_DIRECTIVE_: Will you give every entry again exactly as it stands?

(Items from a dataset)
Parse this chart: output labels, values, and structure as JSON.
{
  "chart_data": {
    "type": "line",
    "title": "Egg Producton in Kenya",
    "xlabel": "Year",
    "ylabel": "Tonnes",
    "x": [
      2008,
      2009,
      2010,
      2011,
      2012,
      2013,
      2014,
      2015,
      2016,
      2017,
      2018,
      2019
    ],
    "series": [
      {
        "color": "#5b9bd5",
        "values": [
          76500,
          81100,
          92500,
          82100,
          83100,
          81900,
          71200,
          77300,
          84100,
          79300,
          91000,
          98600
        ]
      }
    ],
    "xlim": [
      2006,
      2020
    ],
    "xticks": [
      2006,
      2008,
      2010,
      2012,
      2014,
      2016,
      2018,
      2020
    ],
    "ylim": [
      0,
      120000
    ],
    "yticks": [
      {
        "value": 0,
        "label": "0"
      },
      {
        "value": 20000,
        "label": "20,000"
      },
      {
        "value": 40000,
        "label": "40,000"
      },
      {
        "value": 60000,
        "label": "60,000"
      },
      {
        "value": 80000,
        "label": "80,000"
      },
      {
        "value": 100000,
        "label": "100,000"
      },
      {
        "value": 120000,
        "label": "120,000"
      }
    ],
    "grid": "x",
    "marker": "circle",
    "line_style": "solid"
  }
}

_SOLUTION TO THIS TASK_:
Parse this chart: output labels, values, and structure as JSON.
{
  "chart_data": {
    "type": "line",
    "title": "Egg Producton in Kenya",
    "xlabel": "Year",
    "ylabel": "Tonnes",
    "x": [
      2008,
      2009,
      2010,
      2011,
      2012,
      2013,
      2014,
      2015,
      2016,
      2017,
      2018,
      2019
    ],
    "series": [
      {
        "color": "#5b9bd5",
        "values": [
          76500,
          81100,
          92500,
          82100,
          83100,
          81900,
          71200,
          77300,
          84100,
          79300,
          91000,
          98600
        ]
      }
    ],
    "xlim": [
      2006,
      2020
    ],
    "xticks": [
      2006,
      2008,
      2010,
      2012,
      2014,
      2016,
      2018,
      2020
    ],
    "ylim": [
      0,
      120000
    ],
    "yticks": [
      {
        "value": 0,
        "label": "0"
      },
      {
        "value": 20000,
        "label": "20,000"
      },
      {
        "value": 40000,
        "label": "40,000"
      },
      {
        "value": 60000,
        "label": "60,000"
      },
      {
        "value": 80000,
        "label": "80,000"
      },
      {
        "value": 100000,
        "label": "100,000"
      },
      {
        "value": 120000,
        "label": "120,000"
      }
    ],
    "grid": "x",
    "marker": "circle",
    "line_style": "solid"
  }
}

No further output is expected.